[begin MATERIAL TO PROCESS]

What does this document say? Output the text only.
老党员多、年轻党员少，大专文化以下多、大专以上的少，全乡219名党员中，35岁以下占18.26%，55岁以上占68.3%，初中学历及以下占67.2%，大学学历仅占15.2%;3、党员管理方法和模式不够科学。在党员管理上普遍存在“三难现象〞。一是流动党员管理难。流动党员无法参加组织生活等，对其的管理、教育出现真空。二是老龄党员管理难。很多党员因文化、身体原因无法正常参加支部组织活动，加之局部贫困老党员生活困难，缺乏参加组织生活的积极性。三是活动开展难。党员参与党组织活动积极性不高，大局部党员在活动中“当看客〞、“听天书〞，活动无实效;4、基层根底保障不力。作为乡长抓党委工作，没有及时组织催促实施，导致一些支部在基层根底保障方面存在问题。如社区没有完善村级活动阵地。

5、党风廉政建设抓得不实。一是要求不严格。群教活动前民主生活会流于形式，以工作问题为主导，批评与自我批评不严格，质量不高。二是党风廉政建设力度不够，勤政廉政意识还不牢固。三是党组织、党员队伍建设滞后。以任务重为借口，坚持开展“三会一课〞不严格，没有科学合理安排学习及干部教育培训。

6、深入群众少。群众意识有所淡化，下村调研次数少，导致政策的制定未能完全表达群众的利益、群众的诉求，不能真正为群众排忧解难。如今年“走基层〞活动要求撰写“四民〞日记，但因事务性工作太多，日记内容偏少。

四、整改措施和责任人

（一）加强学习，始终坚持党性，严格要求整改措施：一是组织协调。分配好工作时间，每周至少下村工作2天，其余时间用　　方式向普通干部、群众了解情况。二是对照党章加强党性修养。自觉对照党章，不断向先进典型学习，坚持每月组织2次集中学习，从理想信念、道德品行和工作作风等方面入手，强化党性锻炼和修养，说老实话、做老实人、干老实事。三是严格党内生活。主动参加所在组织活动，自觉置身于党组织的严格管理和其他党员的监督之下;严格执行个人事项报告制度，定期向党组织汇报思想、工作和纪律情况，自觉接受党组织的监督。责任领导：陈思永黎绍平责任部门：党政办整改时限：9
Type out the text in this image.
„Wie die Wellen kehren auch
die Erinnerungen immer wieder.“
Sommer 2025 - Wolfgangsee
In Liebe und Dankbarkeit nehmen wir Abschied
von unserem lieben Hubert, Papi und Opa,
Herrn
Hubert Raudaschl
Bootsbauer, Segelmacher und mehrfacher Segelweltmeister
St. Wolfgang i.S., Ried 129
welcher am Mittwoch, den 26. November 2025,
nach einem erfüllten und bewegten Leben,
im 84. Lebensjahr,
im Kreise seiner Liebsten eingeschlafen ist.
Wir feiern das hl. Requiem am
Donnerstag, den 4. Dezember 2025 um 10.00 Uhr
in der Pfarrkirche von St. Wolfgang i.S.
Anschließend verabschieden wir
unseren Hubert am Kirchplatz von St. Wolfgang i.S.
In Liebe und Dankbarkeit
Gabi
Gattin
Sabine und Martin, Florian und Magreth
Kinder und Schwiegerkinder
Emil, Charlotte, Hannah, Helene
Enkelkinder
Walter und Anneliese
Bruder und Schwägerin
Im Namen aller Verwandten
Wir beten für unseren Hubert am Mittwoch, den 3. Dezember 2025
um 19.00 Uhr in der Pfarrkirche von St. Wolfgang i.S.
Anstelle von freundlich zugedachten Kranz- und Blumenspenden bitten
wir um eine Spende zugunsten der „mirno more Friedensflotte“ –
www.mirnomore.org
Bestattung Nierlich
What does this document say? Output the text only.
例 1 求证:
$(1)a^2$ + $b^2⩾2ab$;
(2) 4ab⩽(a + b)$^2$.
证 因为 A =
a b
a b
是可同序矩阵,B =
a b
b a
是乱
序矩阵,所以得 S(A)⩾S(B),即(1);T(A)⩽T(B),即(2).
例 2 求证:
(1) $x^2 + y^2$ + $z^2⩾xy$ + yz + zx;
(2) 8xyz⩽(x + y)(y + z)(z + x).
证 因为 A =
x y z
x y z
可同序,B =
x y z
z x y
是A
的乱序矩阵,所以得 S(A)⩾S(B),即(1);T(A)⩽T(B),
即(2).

[end MATERIAL TO PROCESS]

GOAL
Output the listing above without altering a single character.

COMPLETE ANSWER
What does this document say? Output the text only.
老党员多、年轻党员少，大专文化以下多、大专以上的少，全乡219名党员中，35岁以下占18.26%，55岁以上占68.3%，初中学历及以下占67.2%，大学学历仅占15.2%;3、党员管理方法和模式不够科学。在党员管理上普遍存在“三难现象〞。一是流动党员管理难。流动党员无法参加组织生活等，对其的管理、教育出现真空。二是老龄党员管理难。很多党员因文化、身体原因无法正常参加支部组织活动，加之局部贫困老党员生活困难，缺乏参加组织生活的积极性。三是活动开展难。党员参与党组织活动积极性不高，大局部党员在活动中“当看客〞、“听天书〞，活动无实效;4、基层根底保障不力。作为乡长抓党委工作，没有及时组织催促实施，导致一些支部在基层根底保障方面存在问题。如社区没有完善村级活动阵地。

5、党风廉政建设抓得不实。一是要求不严格。群教活动前民主生活会流于形式，以工作问题为主导，批评与自我批评不严格，质量不高。二是党风廉政建设力度不够，勤政廉政意识还不牢固。三是党组织、党员队伍建设滞后。以任务重为借口，坚持开展“三会一课〞不严格，没有科学合理安排学习及干部教育培训。

6、深入群众少。群众意识有所淡化，下村调研次数少，导致政策的制定未能完全表达群众的利益、群众的诉求，不能真正为群众排忧解难。如今年“走基层〞活动要求撰写“四民〞日记，但因事务性工作太多，日记内容偏少。

四、整改措施和责任人

（一）加强学习，始终坚持党性，严格要求整改措施：一是组织协调。分配好工作时间，每周至少下村工作2天，其余时间用　　方式向普通干部、群众了解情况。二是对照党章加强党性修养。自觉对照党章，不断向先进典型学习，坚持每月组织2次集中学习，从理想信念、道德品行和工作作风等方面入手，强化党性锻炼和修养，说老实话、做老实人、干老实事。三是严格党内生活。主动参加所在组织活动，自觉置身于党组织的严格管理和其他党员的监督之下;严格执行个人事项报告制度，定期向党组织汇报思想、工作和纪律情况，自觉接受党组织的监督。责任领导：陈思永黎绍平责任部门：党政办整改时限：9
Type out the text in this image.
„Wie die Wellen kehren auch
die Erinnerungen immer wieder.“
Sommer 2025 - Wolfgangsee
In Liebe und Dankbarkeit nehmen wir Abschied
von unserem lieben Hubert, Papi und Opa,
Herrn
Hubert Raudaschl
Bootsbauer, Segelmacher und mehrfacher Segelweltmeister
St. Wolfgang i.S., Ried 129
welcher am Mittwoch, den 26. November 2025,
nach einem erfüllten und bewegten Leben,
im 84. Lebensjahr,
im Kreise seiner Liebsten eingeschlafen ist.
Wir feiern das hl. Requiem am
Donnerstag, den 4. Dezember 2025 um 10.00 Uhr
in der Pfarrkirche von St. Wolfgang i.S.
Anschließend verabschieden wir
unseren Hubert am Kirchplatz von St. Wolfgang i.S.
In Liebe und Dankbarkeit
Gabi
Gattin
Sabine und Martin, Florian und Magreth
Kinder und Schwiegerkinder
Emil, Charlotte, Hannah, Helene
Enkelkinder
Walter und Anneliese
Bruder und Schwägerin
Im Namen aller Verwandten
Wir beten für unseren Hubert am Mittwoch, den 3. Dezember 2025
um 19.00 Uhr in der Pfarrkirche von St. Wolfgang i.S.
Anstelle von freundlich zugedachten Kranz- und Blumenspenden bitten
wir um eine Spende zugunsten der „mirno more Friedensflotte“ –
www.mirnomore.org
Bestattung Nierlich
What does this document say? Output the text only.
例 1 求证:
$(1)a^2$ + $b^2⩾2ab$;
(2) 4ab⩽(a + b)$^2$.
证 因为 A =
a b
a b
是可同序矩阵,B =
a b
b a
是乱
序矩阵,所以得 S(A)⩾S(B),即(1);T(A)⩽T(B),即(2).
例 2 求证:
(1) $x^2 + y^2$ + $z^2⩾xy$ + yz + zx;
(2) 8xyz⩽(x + y)(y + z)(z + x).
证 因为 A =
x y z
x y z
可同序,B =
x y z
z x y
是A
的乱序矩阵,所以得 S(A)⩾S(B),即(1);T(A)⩽T(B),
即(2).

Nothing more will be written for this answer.